## BEGIN STORED ROWS

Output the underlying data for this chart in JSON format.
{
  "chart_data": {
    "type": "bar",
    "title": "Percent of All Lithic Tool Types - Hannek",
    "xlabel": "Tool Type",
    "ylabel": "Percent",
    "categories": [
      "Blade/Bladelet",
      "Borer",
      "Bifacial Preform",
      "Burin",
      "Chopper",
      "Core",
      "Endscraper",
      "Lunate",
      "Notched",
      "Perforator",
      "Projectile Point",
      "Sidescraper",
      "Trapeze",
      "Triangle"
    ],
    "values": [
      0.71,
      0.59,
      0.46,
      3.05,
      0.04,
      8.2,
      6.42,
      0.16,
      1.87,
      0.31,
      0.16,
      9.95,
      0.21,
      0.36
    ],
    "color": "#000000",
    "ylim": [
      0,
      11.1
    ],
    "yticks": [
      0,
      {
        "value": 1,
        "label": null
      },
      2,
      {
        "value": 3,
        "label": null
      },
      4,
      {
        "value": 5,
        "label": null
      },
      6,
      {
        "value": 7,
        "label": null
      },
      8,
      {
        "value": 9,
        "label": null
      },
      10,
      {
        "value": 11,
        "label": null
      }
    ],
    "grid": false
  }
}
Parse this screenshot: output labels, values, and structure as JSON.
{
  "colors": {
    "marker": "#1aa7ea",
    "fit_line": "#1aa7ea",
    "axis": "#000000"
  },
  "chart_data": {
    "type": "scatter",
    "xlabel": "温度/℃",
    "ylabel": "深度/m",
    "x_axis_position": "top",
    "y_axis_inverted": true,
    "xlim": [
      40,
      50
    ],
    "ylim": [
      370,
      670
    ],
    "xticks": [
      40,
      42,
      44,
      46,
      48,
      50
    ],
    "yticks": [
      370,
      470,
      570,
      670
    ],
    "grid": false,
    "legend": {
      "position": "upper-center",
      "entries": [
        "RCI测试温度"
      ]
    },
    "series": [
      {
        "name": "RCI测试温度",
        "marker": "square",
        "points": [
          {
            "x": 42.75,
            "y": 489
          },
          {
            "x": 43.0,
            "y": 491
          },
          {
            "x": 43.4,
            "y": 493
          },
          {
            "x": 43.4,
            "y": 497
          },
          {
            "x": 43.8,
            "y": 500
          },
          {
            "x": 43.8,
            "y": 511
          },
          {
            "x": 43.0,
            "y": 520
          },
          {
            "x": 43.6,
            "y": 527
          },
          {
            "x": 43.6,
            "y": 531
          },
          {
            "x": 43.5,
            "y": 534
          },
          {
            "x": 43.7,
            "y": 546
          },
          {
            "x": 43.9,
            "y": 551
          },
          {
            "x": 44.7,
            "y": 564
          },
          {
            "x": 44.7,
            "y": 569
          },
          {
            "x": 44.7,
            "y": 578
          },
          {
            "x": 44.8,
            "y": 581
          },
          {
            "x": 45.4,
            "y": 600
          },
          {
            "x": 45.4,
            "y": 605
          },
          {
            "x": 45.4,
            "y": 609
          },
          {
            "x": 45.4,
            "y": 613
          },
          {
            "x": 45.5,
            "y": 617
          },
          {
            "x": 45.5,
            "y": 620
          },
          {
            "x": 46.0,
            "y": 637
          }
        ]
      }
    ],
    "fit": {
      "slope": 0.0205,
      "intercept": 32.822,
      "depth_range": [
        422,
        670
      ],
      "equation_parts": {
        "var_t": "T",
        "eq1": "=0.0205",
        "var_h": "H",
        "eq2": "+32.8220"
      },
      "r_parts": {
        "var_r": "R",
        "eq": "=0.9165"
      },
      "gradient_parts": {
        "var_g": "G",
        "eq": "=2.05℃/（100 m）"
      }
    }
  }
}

## END STORED ROWS

Give the data again, exactly as it stands.

_FINAL ANSWER_
Output the underlying data for this chart in JSON format.
{
  "chart_data": {
    "type": "bar",
    "title": "Percent of All Lithic Tool Types - Hannek",
    "xlabel": "Tool Type",
    "ylabel": "Percent",
    "categories": [
      "Blade/Bladelet",
      "Borer",
      "Bifacial Preform",
      "Burin",
      "Chopper",
      "Core",
      "Endscraper",
      "Lunate",
      "Notched",
      "Perforator",
      "Projectile Point",
      "Sidescraper",
      "Trapeze",
      "Triangle"
    ],
    "values": [
      0.71,
      0.59,
      0.46,
      3.05,
      0.04,
      8.2,
      6.42,
      0.16,
      1.87,
      0.31,
      0.16,
      9.95,
      0.21,
      0.36
    ],
    "color": "#000000",
    "ylim": [
      0,
      11.1
    ],
    "yticks": [
      0,
      {
        "value": 1,
        "label": null
      },
      2,
      {
        "value": 3,
        "label": null
      },
      4,
      {
        "value": 5,
        "label": null
      },
      6,
      {
        "value": 7,
        "label": null
      },
      8,
      {
        "value": 9,
        "label": null
      },
      10,
      {
        "value": 11,
        "label": null
      }
    ],
    "grid": false
  }
}
Parse this screenshot: output labels, values, and structure as JSON.
{
  "colors": {
    "marker": "#1aa7ea",
    "fit_line": "#1aa7ea",
    "axis": "#000000"
  },
  "chart_data": {
    "type": "scatter",
    "xlabel": "温度/℃",
    "ylabel": "深度/m",
    "x_axis_position": "top",
    "y_axis_inverted": true,
    "xlim": [
      40,
      50
    ],
    "ylim": [
      370,
      670
    ],
    "xticks": [
      40,
      42,
      44,
      46,
      48,
      50
    ],
    "yticks": [
      370,
      470,
      570,
      670
    ],
    "grid": false,
    "legend": {
      "position": "upper-center",
      "entries": [
        "RCI测试温度"
      ]
    },
    "series": [
      {
        "name": "RCI测试温度",
        "marker": "square",
        "points": [
          {
            "x": 42.75,
            "y": 489
          },
          {
            "x": 43.0,
            "y": 491
          },
          {
            "x": 43.4,
            "y": 493
          },
          {
            "x": 43.4,
            "y": 497
          },
          {
            "x": 43.8,
            "y": 500
          },
          {
            "x": 43.8,
            "y": 511
          },
          {
            "x": 43.0,
            "y": 520
          },
          {
            "x": 43.6,
            "y": 527
          },
          {
            "x": 43.6,
            "y": 531
          },
          {
            "x": 43.5,
            "y": 534
          },
          {
            "x": 43.7,
            "y": 546
          },
          {
            "x": 43.9,
            "y": 551
          },
          {
            "x": 44.7,
            "y": 564
          },
          {
            "x": 44.7,
            "y": 569
          },
          {
            "x": 44.7,
            "y": 578
          },
          {
            "x": 44.8,
            "y": 581
          },
          {
            "x": 45.4,
            "y": 600
          },
          {
            "x": 45.4,
            "y": 605
          },
          {
            "x": 45.4,
            "y": 609
          },
          {
            "x": 45.4,
            "y": 613
          },
          {
            "x": 45.5,
            "y": 617
          },
          {
            "x": 45.5,
            "y": 620
          },
          {
            "x": 46.0,
            "y": 637
          }
        ]
      }
    ],
    "fit": {
      "slope": 0.0205,
      "intercept": 32.822,
      "depth_range": [
        422,
        670
      ],
      "equation_parts": {
        "var_t": "T",
        "eq1": "=0.0205",
        "var_h": "H",
        "eq2": "+32.8220"
      },
      "r_parts": {
        "var_r": "R",
        "eq": "=0.9165"
      },
      "gradient_parts": {
        "var_g": "G",
        "eq": "=2.05℃/（100 m）"
      }
    }
  }
}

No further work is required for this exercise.